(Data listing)
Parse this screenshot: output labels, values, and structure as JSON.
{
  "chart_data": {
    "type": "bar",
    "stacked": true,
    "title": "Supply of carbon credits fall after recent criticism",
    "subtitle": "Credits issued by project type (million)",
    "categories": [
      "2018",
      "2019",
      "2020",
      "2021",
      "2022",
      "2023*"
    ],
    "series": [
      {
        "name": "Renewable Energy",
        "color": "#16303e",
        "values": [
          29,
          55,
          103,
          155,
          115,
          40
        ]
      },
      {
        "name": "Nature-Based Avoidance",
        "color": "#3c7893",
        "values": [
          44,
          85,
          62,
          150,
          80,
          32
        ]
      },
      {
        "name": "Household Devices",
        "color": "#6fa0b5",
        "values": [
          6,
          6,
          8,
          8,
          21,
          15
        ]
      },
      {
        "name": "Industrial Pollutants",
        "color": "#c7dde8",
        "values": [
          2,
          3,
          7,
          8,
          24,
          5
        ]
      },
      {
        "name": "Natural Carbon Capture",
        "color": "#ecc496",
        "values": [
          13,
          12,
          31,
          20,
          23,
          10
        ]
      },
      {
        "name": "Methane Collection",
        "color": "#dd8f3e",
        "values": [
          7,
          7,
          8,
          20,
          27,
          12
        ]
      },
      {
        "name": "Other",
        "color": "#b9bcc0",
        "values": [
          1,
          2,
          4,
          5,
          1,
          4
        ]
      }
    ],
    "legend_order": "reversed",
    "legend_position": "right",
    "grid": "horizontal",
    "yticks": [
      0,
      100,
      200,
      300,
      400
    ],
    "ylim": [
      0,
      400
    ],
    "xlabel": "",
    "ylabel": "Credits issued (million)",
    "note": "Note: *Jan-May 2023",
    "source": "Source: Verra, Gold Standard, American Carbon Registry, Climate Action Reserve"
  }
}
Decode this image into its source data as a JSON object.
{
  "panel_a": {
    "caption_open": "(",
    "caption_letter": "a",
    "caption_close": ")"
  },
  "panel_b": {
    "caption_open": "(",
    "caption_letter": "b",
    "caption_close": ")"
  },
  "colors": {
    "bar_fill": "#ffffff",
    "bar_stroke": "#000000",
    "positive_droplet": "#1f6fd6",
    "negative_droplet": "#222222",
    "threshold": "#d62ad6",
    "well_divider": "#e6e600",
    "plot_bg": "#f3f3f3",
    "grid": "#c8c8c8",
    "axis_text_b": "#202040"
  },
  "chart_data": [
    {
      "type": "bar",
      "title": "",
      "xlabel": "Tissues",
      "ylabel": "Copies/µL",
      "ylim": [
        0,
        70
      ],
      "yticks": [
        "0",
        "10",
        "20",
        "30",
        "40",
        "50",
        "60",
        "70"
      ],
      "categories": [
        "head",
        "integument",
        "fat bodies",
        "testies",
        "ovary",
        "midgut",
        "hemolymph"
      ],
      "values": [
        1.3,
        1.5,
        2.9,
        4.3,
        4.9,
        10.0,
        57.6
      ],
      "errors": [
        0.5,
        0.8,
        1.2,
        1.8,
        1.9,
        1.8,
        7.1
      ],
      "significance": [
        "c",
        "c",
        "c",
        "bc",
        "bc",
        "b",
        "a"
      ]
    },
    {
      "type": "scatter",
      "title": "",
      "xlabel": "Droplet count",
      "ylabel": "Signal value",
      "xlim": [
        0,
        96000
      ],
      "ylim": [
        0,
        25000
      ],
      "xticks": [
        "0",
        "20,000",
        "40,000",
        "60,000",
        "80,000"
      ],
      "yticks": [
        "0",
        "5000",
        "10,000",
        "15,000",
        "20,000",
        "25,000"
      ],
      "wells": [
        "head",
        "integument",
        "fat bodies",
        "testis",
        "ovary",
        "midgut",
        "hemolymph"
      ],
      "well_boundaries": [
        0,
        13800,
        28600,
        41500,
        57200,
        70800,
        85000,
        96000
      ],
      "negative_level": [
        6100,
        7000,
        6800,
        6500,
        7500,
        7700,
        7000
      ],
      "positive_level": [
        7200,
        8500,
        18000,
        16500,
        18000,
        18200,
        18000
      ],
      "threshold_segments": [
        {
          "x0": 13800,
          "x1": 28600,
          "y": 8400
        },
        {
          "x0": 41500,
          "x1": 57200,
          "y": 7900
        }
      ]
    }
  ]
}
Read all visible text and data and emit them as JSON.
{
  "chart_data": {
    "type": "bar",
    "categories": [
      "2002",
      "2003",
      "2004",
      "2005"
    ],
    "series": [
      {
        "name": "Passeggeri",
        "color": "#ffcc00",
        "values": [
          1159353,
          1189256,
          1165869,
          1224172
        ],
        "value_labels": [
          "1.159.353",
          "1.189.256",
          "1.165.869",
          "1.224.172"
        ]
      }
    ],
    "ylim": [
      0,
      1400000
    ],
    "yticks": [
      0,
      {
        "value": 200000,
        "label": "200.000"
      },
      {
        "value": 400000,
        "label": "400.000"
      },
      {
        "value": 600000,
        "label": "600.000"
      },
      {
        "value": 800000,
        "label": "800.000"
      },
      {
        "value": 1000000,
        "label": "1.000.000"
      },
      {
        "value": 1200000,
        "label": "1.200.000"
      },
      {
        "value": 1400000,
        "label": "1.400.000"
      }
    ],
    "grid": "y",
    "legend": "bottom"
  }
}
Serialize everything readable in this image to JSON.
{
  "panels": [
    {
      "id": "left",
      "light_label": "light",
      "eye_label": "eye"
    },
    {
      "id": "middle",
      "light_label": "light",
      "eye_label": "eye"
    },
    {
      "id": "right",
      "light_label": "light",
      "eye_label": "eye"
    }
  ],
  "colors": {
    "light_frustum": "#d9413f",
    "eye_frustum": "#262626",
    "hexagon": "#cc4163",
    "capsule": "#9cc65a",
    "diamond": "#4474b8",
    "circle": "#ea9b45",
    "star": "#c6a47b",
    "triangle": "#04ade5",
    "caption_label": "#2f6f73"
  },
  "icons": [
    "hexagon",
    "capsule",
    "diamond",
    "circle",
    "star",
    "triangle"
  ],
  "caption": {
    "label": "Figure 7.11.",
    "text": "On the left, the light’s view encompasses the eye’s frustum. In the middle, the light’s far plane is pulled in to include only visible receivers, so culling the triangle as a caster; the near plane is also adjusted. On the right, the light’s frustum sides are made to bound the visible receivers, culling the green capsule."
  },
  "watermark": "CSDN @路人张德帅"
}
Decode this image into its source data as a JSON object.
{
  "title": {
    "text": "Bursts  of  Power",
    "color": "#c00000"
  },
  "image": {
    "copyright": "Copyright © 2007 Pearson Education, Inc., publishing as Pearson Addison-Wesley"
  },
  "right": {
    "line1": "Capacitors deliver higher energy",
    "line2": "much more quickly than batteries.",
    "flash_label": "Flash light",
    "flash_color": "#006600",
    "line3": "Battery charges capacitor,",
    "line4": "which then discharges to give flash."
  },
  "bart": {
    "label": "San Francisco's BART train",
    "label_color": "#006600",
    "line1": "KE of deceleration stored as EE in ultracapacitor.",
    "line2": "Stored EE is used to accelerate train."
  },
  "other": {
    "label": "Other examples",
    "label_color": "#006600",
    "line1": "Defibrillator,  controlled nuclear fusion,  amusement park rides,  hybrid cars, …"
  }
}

> Task prompt:
Output the full listing exactly as it stands.

> Expected answer:
Parse this screenshot: output labels, values, and structure as JSON.
{
  "chart_data": {
    "type": "bar",
    "stacked": true,
    "title": "Supply of carbon credits fall after recent criticism",
    "subtitle": "Credits issued by project type (million)",
    "categories": [
      "2018",
      "2019",
      "2020",
      "2021",
      "2022",
      "2023*"
    ],
    "series": [
      {
        "name": "Renewable Energy",
        "color": "#16303e",
        "values": [
          29,
          55,
          103,
          155,
          115,
          40
        ]
      },
      {
        "name": "Nature-Based Avoidance",
        "color": "#3c7893",
        "values": [
          44,
          85,
          62,
          150,
          80,
          32
        ]
      },
      {
        "name": "Household Devices",
        "color": "#6fa0b5",
        "values": [
          6,
          6,
          8,
          8,
          21,
          15
        ]
      },
      {
        "name": "Industrial Pollutants",
        "color": "#c7dde8",
        "values": [
          2,
          3,
          7,
          8,
          24,
          5
        ]
      },
      {
        "name": "Natural Carbon Capture",
        "color": "#ecc496",
        "values": [
          13,
          12,
          31,
          20,
          23,
          10
        ]
      },
      {
        "name": "Methane Collection",
        "color": "#dd8f3e",
        "values": [
          7,
          7,
          8,
          20,
          27,
          12
        ]
      },
      {
        "name": "Other",
        "color": "#b9bcc0",
        "values": [
          1,
          2,
          4,
          5,
          1,
          4
        ]
      }
    ],
    "legend_order": "reversed",
    "legend_position": "right",
    "grid": "horizontal",
    "yticks": [
      0,
      100,
      200,
      300,
      400
    ],
    "ylim": [
      0,
      400
    ],
    "xlabel": "",
    "ylabel": "Credits issued (million)",
    "note": "Note: *Jan-May 2023",
    "source": "Source: Verra, Gold Standard, American Carbon Registry, Climate Action Reserve"
  }
}
Decode this image into its source data as a JSON object.
{
  "panel_a": {
    "caption_open": "(",
    "caption_letter": "a",
    "caption_close": ")"
  },
  "panel_b": {
    "caption_open": "(",
    "caption_letter": "b",
    "caption_close": ")"
  },
  "colors": {
    "bar_fill": "#ffffff",
    "bar_stroke": "#000000",
    "positive_droplet": "#1f6fd6",
    "negative_droplet": "#222222",
    "threshold": "#d62ad6",
    "well_divider": "#e6e600",
    "plot_bg": "#f3f3f3",
    "grid": "#c8c8c8",
    "axis_text_b": "#202040"
  },
  "chart_data": [
    {
      "type": "bar",
      "title": "",
      "xlabel": "Tissues",
      "ylabel": "Copies/µL",
      "ylim": [
        0,
        70
      ],
      "yticks": [
        "0",
        "10",
        "20",
        "30",
        "40",
        "50",
        "60",
        "70"
      ],
      "categories": [
        "head",
        "integument",
        "fat bodies",
        "testies",
        "ovary",
        "midgut",
        "hemolymph"
      ],
      "values": [
        1.3,
        1.5,
        2.9,
        4.3,
        4.9,
        10.0,
        57.6
      ],
      "errors": [
        0.5,
        0.8,
        1.2,
        1.8,
        1.9,
        1.8,
        7.1
      ],
      "significance": [
        "c",
        "c",
        "c",
        "bc",
        "bc",
        "b",
        "a"
      ]
    },
    {
      "type": "scatter",
      "title": "",
      "xlabel": "Droplet count",
      "ylabel": "Signal value",
      "xlim": [
        0,
        96000
      ],
      "ylim": [
        0,
        25000
      ],
      "xticks": [
        "0",
        "20,000",
        "40,000",
        "60,000",
        "80,000"
      ],
      "yticks": [
        "0",
        "5000",
        "10,000",
        "15,000",
        "20,000",
        "25,000"
      ],
      "wells": [
        "head",
        "integument",
        "fat bodies",
        "testis",
        "ovary",
        "midgut",
        "hemolymph"
      ],
      "well_boundaries": [
        0,
        13800,
        28600,
        41500,
        57200,
        70800,
        85000,
        96000
      ],
      "negative_level": [
        6100,
        7000,
        6800,
        6500,
        7500,
        7700,
        7000
      ],
      "positive_level": [
        7200,
        8500,
        18000,
        16500,
        18000,
        18200,
        18000
      ],
      "threshold_segments": [
        {
          "x0": 13800,
          "x1": 28600,
          "y": 8400
        },
        {
          "x0": 41500,
          "x1": 57200,
          "y": 7900
        }
      ]
    }
  ]
}
Read all visible text and data and emit them as JSON.
{
  "chart_data": {
    "type": "bar",
    "categories": [
      "2002",
      "2003",
      "2004",
      "2005"
    ],
    "series": [
      {
        "name": "Passeggeri",
        "color": "#ffcc00",
        "values": [
          1159353,
          1189256,
          1165869,
          1224172
        ],
        "value_labels": [
          "1.159.353",
          "1.189.256",
          "1.165.869",
          "1.224.172"
        ]
      }
    ],
    "ylim": [
      0,
      1400000
    ],
    "yticks": [
      0,
      {
        "value": 200000,
        "label": "200.000"
      },
      {
        "value": 400000,
        "label": "400.000"
      },
      {
        "value": 600000,
        "label": "600.000"
      },
      {
        "value": 800000,
        "label": "800.000"
      },
      {
        "value": 1000000,
        "label": "1.000.000"
      },
      {
        "value": 1200000,
        "label": "1.200.000"
      },
      {
        "value": 1400000,
        "label": "1.400.000"
      }
    ],
    "grid": "y",
    "legend": "bottom"
  }
}
Serialize everything readable in this image to JSON.
{
  "panels": [
    {
      "id": "left",
      "light_label": "light",
      "eye_label": "eye"
    },
    {
      "id": "middle",
      "light_label": "light",
      "eye_label": "eye"
    },
    {
      "id": "right",
      "light_label": "light",
      "eye_label": "eye"
    }
  ],
  "colors": {
    "light_frustum": "#d9413f",
    "eye_frustum": "#262626",
    "hexagon": "#cc4163",
    "capsule": "#9cc65a",
    "diamond": "#4474b8",
    "circle": "#ea9b45",
    "star": "#c6a47b",
    "triangle": "#04ade5",
    "caption_label": "#2f6f73"
  },
  "icons": [
    "hexagon",
    "capsule",
    "diamond",
    "circle",
    "star",
    "triangle"
  ],
  "caption": {
    "label": "Figure 7.11.",
    "text": "On the left, the light’s view encompasses the eye’s frustum. In the middle, the light’s far plane is pulled in to include only visible receivers, so culling the triangle as a caster; the near plane is also adjusted. On the right, the light’s frustum sides are made to bound the visible receivers, culling the green capsule."
  },
  "watermark": "CSDN @路人张德帅"
}
Decode this image into its source data as a JSON object.
{
  "title": {
    "text": "Bursts  of  Power",
    "color": "#c00000"
  },
  "image": {
    "copyright": "Copyright © 2007 Pearson Education, Inc., publishing as Pearson Addison-Wesley"
  },
  "right": {
    "line1": "Capacitors deliver higher energy",
    "line2": "much more quickly than batteries.",
    "flash_label": "Flash light",
    "flash_color": "#006600",
    "line3": "Battery charges capacitor,",
    "line4": "which then discharges to give flash."
  },
  "bart": {
    "label": "San Francisco's BART train",
    "label_color": "#006600",
    "line1": "KE of deceleration stored as EE in ultracapacitor.",
    "line2": "Stored EE is used to accelerate train."
  },
  "other": {
    "label": "Other examples",
    "label_color": "#006600",
    "line1": "Defibrillator,  controlled nuclear fusion,  amusement park rides,  hybrid cars, …"
  }
}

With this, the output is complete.